━━ Stored records

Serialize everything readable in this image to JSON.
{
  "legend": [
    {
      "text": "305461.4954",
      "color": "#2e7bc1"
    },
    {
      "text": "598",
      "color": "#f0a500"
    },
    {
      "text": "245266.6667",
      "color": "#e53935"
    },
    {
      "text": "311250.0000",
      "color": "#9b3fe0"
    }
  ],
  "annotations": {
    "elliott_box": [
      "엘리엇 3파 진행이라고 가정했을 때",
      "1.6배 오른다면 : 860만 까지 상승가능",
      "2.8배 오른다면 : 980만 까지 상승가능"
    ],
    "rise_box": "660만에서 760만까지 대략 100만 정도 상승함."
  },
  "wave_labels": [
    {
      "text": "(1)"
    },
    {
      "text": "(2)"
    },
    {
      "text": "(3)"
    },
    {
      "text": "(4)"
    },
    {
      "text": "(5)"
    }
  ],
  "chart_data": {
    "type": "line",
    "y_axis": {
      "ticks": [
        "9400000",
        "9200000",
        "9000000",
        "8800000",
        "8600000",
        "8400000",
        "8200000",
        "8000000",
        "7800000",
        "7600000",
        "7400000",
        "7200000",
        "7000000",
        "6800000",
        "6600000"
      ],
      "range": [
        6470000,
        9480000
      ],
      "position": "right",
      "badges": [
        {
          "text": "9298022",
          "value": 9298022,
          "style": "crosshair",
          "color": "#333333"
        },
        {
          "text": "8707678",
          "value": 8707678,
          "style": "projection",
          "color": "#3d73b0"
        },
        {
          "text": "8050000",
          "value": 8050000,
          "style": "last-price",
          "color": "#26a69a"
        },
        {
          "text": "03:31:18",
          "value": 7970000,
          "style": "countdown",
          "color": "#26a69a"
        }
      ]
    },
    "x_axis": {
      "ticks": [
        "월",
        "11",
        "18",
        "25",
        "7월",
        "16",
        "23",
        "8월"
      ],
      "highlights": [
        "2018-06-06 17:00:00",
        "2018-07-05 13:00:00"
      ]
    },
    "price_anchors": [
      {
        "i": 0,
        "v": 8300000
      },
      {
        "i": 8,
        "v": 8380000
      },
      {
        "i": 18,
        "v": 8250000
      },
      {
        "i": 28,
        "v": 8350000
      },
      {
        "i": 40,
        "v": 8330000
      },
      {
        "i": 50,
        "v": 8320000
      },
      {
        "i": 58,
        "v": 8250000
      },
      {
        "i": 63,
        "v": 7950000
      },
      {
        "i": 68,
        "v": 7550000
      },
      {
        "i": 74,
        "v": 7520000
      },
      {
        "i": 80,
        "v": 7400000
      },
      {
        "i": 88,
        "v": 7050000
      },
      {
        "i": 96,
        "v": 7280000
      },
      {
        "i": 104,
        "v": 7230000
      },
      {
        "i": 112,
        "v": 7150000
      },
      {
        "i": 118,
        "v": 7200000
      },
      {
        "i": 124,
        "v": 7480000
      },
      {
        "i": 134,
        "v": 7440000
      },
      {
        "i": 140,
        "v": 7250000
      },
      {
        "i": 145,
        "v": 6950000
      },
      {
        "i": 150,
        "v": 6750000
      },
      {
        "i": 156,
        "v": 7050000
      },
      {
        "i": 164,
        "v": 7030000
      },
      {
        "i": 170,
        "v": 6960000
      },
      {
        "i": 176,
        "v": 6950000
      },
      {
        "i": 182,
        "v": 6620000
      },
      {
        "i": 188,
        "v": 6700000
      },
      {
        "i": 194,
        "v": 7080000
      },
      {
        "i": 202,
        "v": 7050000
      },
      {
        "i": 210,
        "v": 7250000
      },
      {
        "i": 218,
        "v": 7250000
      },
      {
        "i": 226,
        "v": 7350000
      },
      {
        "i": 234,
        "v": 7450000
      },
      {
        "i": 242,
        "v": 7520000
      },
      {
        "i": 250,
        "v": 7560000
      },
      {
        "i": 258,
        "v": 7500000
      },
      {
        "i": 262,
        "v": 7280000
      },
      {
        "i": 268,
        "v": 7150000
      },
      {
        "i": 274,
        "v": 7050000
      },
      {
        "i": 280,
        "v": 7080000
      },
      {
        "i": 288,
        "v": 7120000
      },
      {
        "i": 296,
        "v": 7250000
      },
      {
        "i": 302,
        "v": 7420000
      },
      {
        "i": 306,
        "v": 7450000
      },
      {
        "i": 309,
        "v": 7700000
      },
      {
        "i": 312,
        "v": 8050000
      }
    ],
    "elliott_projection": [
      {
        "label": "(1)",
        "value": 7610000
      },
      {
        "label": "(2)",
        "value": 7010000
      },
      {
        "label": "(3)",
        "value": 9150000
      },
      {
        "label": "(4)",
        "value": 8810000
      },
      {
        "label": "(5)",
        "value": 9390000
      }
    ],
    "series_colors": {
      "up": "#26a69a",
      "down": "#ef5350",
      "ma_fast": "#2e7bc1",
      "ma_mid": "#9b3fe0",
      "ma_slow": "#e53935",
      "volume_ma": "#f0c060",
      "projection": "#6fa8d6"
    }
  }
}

━━━━

Report how many lines in the records above contain the word "상승가능", giving only the number.

# Right answer
2